- _Instructions to follow_: Among the lines below, count those containing the word "this". Give the number only.
-- START OF Given information --
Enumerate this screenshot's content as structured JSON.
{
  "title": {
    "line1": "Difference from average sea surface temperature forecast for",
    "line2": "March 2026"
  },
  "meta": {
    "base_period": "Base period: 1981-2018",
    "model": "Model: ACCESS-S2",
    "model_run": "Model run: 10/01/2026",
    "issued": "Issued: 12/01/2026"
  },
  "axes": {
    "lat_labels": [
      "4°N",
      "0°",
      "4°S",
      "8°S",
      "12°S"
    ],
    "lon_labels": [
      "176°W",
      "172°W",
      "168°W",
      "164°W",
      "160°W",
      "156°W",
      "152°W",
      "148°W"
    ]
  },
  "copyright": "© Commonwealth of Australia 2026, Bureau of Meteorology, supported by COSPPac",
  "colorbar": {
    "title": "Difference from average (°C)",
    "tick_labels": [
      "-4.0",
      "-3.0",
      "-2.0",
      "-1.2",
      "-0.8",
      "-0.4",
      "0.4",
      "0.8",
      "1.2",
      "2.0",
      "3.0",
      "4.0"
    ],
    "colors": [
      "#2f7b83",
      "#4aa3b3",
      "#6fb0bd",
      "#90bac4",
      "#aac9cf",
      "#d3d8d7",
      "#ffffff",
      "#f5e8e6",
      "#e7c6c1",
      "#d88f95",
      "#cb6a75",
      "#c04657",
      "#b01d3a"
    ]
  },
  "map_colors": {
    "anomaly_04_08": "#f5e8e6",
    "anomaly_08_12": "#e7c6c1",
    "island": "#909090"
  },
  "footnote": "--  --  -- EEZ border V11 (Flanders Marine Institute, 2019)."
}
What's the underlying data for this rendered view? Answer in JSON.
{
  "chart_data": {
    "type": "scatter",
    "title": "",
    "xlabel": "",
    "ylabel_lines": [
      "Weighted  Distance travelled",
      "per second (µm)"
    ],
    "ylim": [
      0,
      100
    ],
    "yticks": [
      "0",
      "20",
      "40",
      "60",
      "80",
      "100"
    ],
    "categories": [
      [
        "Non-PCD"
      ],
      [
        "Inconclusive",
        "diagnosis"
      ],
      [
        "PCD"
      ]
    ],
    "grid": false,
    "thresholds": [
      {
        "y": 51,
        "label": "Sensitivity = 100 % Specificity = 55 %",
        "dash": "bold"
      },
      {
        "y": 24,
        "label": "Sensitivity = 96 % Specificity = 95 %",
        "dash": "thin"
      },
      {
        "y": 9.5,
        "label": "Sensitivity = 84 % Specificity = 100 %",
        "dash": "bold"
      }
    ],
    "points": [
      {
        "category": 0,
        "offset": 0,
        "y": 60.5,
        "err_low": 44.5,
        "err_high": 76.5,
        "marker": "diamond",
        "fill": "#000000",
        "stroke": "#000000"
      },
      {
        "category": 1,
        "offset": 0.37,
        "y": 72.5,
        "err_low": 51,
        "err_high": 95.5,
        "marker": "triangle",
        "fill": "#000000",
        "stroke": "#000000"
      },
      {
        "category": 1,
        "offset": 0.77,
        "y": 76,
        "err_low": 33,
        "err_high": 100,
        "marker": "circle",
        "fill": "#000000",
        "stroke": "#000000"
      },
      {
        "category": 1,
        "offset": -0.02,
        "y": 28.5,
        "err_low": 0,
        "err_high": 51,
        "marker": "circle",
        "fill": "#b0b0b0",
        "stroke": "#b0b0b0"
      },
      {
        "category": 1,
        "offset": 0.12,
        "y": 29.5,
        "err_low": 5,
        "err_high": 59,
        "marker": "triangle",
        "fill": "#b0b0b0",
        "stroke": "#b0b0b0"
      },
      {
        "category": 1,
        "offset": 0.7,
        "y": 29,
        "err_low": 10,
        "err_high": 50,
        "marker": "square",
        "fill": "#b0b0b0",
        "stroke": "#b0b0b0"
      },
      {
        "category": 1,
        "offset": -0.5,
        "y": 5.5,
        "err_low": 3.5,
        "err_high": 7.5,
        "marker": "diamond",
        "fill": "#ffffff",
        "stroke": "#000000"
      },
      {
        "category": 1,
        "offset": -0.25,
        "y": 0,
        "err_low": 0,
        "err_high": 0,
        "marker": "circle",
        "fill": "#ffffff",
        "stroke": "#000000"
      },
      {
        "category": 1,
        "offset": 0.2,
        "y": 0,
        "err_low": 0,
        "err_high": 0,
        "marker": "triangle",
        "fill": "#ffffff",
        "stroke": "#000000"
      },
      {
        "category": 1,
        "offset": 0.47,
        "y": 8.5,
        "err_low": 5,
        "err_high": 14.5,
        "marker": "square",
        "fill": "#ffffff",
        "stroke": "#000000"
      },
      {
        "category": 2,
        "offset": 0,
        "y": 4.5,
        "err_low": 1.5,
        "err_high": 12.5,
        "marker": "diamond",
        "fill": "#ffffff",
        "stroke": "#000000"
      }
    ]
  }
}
-- END OF Given information --
- _In response_: 2